◆ Stated exercise
Go through the material and write it all out exactly, minus the pictures.

◆ Record excerpts
BEGIN

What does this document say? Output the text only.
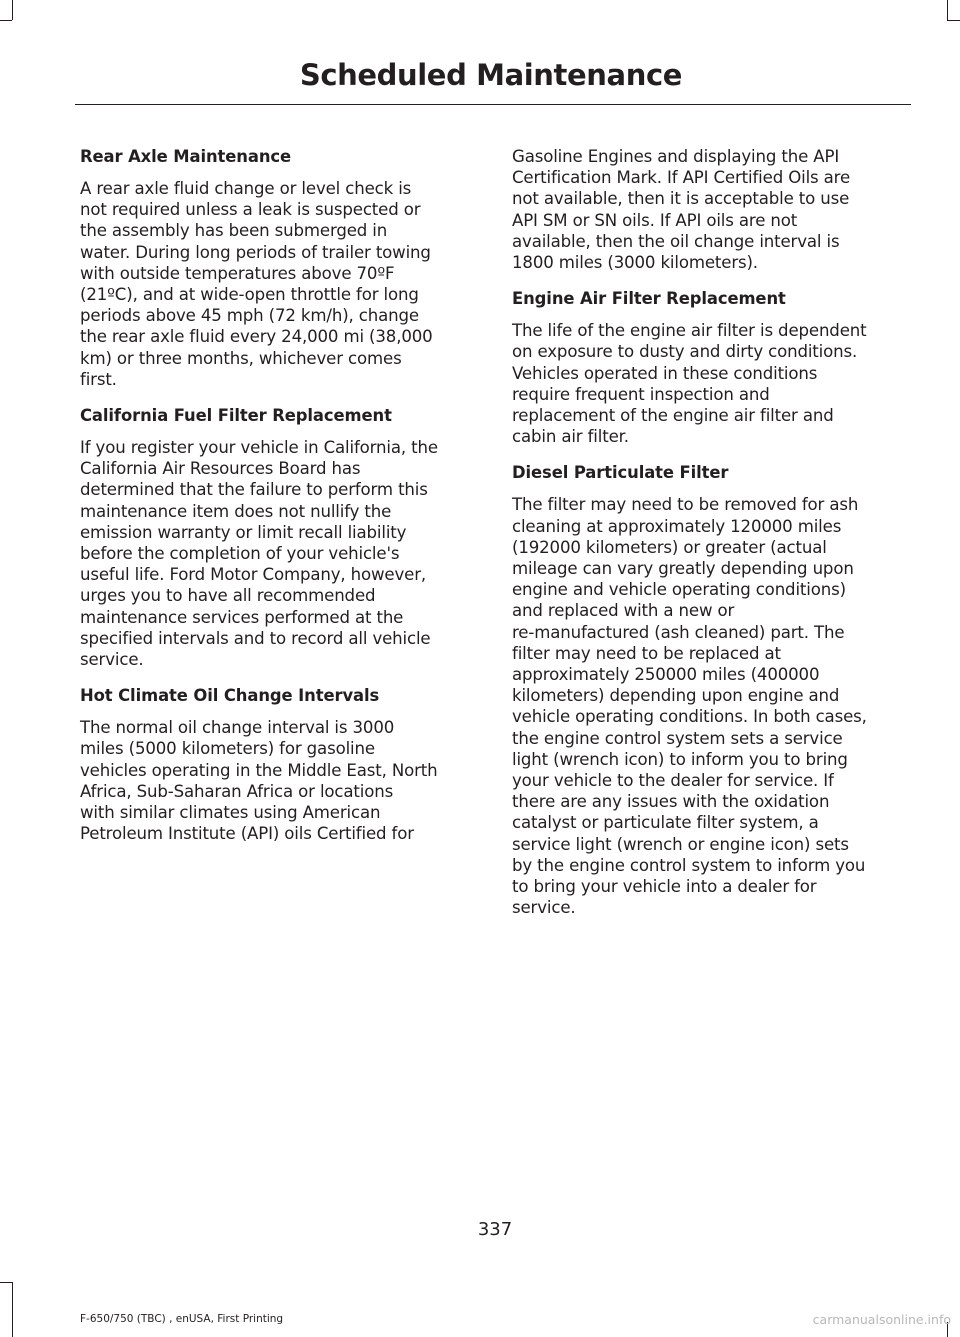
Scheduled Maintenance
Rear Axle Maintenance
A rear axle fluid change or level check is
not required unless a leak is suspected or
the assembly has been submerged in
water. During long periods of trailer towing
with outside temperatures above 70ºF
(21ºC), and at wide-open throttle for long
periods above 45 mph (72 km/h), change
the rear axle fluid every 24,000 mi (38,000
km) or three months, whichever comes
first.
California Fuel Filter Replacement
If you register your vehicle in California, the
California Air Resources Board has
determined that the failure to perform this
maintenance item does not nullify the
emission warranty or limit recall liability
before the completion of your vehicle's
useful life. Ford Motor Company, however,
urges you to have all recommended
maintenance services performed at the
specified intervals and to record all vehicle
service.
Hot Climate Oil Change Intervals
The normal oil change interval is 3000
miles (5000 kilometers) for gasoline
vehicles operating in the Middle East, North
Africa, Sub-Saharan Africa or locations
with similar climates using American
Petroleum Institute (API) oils Certified for
Gasoline Engines and displaying the API
Certification Mark. If API Certified Oils are
not available, then it is acceptable to use
API SM or SN oils. If API oils are not
available, then the oil change interval is
1800 miles (3000 kilometers).
Engine Air Filter Replacement
The life of the engine air filter is dependent
on exposure to dusty and dirty conditions.
Vehicles operated in these conditions
require frequent inspection and
replacement of the engine air filter and
cabin air filter.
Diesel Particulate Filter
The filter may need to be removed for ash
cleaning at approximately 120000 miles
(192000 kilometers) or greater (actual
mileage can vary greatly depending upon
engine and vehicle operating conditions)
and replaced with a new or
re-manufactured (ash cleaned) part. The
filter may need to be replaced at
approximately 250000 miles (400000
kilometers) depending upon engine and
vehicle operating conditions. In both cases,
the engine control system sets a service
light (wrench icon) to inform you to bring
your vehicle to the dealer for service. If
there are any issues with the oxidation
catalyst or particulate filter system, a
service light (wrench or engine icon) sets
by the engine control system to inform you
to bring your vehicle into a dealer for
service.
337
F-650/750 (TBC) , enUSA, First Printing	carmanualsonline.info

END

◆ The answer
What does this document say? Output the text only.
Scheduled Maintenance
Rear Axle Maintenance
A rear axle fluid change or level check is
not required unless a leak is suspected or
the assembly has been submerged in
water. During long periods of trailer towing
with outside temperatures above 70ºF
(21ºC), and at wide-open throttle for long
periods above 45 mph (72 km/h), change
the rear axle fluid every 24,000 mi (38,000
km) or three months, whichever comes
first.
California Fuel Filter Replacement
If you register your vehicle in California, the
California Air Resources Board has
determined that the failure to perform this
maintenance item does not nullify the
emission warranty or limit recall liability
before the completion of your vehicle's
useful life. Ford Motor Company, however,
urges you to have all recommended
maintenance services performed at the
specified intervals and to record all vehicle
service.
Hot Climate Oil Change Intervals
The normal oil change interval is 3000
miles (5000 kilometers) for gasoline
vehicles operating in the Middle East, North
Africa, Sub-Saharan Africa or locations
with similar climates using American
Petroleum Institute (API) oils Certified for
Gasoline Engines and displaying the API
Certification Mark. If API Certified Oils are
not available, then it is acceptable to use
API SM or SN oils. If API oils are not
available, then the oil change interval is
1800 miles (3000 kilometers).
Engine Air Filter Replacement
The life of the engine air filter is dependent
on exposure to dusty and dirty conditions.
Vehicles operated in these conditions
require frequent inspection and
replacement of the engine air filter and
cabin air filter.
Diesel Particulate Filter
The filter may need to be removed for ash
cleaning at approximately 120000 miles
(192000 kilometers) or greater (actual
mileage can vary greatly depending upon
engine and vehicle operating conditions)
and replaced with a new or
re-manufactured (ash cleaned) part. The
filter may need to be replaced at
approximately 250000 miles (400000
kilometers) depending upon engine and
vehicle operating conditions. In both cases,
the engine control system sets a service
light (wrench icon) to inform you to bring
your vehicle to the dealer for service. If
there are any issues with the oxidation
catalyst or particulate filter system, a
service light (wrench or engine icon) sets
by the engine control system to inform you
to bring your vehicle into a dealer for
service.
337
F-650/750 (TBC) , enUSA, First Printing	carmanualsonline.info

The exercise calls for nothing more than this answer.